#### [GOAL OF THE EXERCISE]
Each entry below is to be transcribed exactly.

[start]

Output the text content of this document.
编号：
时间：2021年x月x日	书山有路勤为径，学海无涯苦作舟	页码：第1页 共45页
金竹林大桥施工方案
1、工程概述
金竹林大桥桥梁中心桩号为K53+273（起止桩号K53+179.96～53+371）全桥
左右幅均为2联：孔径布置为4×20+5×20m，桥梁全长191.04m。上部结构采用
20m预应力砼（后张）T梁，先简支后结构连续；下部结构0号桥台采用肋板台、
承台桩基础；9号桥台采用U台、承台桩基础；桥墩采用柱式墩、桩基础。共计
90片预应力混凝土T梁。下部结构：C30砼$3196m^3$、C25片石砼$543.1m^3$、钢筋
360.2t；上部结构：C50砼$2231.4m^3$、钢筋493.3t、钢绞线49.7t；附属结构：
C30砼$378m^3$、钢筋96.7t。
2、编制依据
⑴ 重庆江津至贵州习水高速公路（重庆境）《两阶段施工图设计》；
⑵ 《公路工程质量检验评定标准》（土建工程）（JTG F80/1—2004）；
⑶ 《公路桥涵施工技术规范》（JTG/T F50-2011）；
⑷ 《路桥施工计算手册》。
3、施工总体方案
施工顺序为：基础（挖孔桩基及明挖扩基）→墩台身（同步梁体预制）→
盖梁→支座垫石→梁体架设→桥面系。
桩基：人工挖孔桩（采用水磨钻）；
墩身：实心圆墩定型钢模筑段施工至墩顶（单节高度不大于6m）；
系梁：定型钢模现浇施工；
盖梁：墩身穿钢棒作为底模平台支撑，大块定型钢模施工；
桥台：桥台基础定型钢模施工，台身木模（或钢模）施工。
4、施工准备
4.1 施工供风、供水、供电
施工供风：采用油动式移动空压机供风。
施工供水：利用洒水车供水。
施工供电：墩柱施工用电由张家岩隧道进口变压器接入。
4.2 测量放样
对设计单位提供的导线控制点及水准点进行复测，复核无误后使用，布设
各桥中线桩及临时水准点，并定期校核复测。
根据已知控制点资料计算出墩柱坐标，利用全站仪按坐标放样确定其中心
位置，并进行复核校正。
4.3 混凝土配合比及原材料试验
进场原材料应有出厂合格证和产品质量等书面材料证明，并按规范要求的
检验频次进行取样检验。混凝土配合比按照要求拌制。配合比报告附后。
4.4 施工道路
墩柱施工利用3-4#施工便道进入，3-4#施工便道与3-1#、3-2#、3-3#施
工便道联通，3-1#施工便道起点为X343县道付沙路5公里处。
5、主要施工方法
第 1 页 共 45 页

[end]

#### [PROBLEM SOLUTION]
Output the text content of this document.
编号：
时间：2021年x月x日	书山有路勤为径，学海无涯苦作舟	页码：第1页 共45页
金竹林大桥施工方案
1、工程概述
金竹林大桥桥梁中心桩号为K53+273（起止桩号K53+179.96～53+371）全桥
左右幅均为2联：孔径布置为4×20+5×20m，桥梁全长191.04m。上部结构采用
20m预应力砼（后张）T梁，先简支后结构连续；下部结构0号桥台采用肋板台、
承台桩基础；9号桥台采用U台、承台桩基础；桥墩采用柱式墩、桩基础。共计
90片预应力混凝土T梁。下部结构：C30砼$3196m^3$、C25片石砼$543.1m^3$、钢筋
360.2t；上部结构：C50砼$2231.4m^3$、钢筋493.3t、钢绞线49.7t；附属结构：
C30砼$378m^3$、钢筋96.7t。
2、编制依据
⑴ 重庆江津至贵州习水高速公路（重庆境）《两阶段施工图设计》；
⑵ 《公路工程质量检验评定标准》（土建工程）（JTG F80/1—2004）；
⑶ 《公路桥涵施工技术规范》（JTG/T F50-2011）；
⑷ 《路桥施工计算手册》。
3、施工总体方案
施工顺序为：基础（挖孔桩基及明挖扩基）→墩台身（同步梁体预制）→
盖梁→支座垫石→梁体架设→桥面系。
桩基：人工挖孔桩（采用水磨钻）；
墩身：实心圆墩定型钢模筑段施工至墩顶（单节高度不大于6m）；
系梁：定型钢模现浇施工；
盖梁：墩身穿钢棒作为底模平台支撑，大块定型钢模施工；
桥台：桥台基础定型钢模施工，台身木模（或钢模）施工。
4、施工准备
4.1 施工供风、供水、供电
施工供风：采用油动式移动空压机供风。
施工供水：利用洒水车供水。
施工供电：墩柱施工用电由张家岩隧道进口变压器接入。
4.2 测量放样
对设计单位提供的导线控制点及水准点进行复测，复核无误后使用，布设
各桥中线桩及临时水准点，并定期校核复测。
根据已知控制点资料计算出墩柱坐标，利用全站仪按坐标放样确定其中心
位置，并进行复核校正。
4.3 混凝土配合比及原材料试验
进场原材料应有出厂合格证和产品质量等书面材料证明，并按规范要求的
检验频次进行取样检验。混凝土配合比按照要求拌制。配合比报告附后。
4.4 施工道路
墩柱施工利用3-4#施工便道进入，3-4#施工便道与3-1#、3-2#、3-3#施
工便道联通，3-1#施工便道起点为X343县道付沙路5公里处。
5、主要施工方法
第 1 页 共 45 页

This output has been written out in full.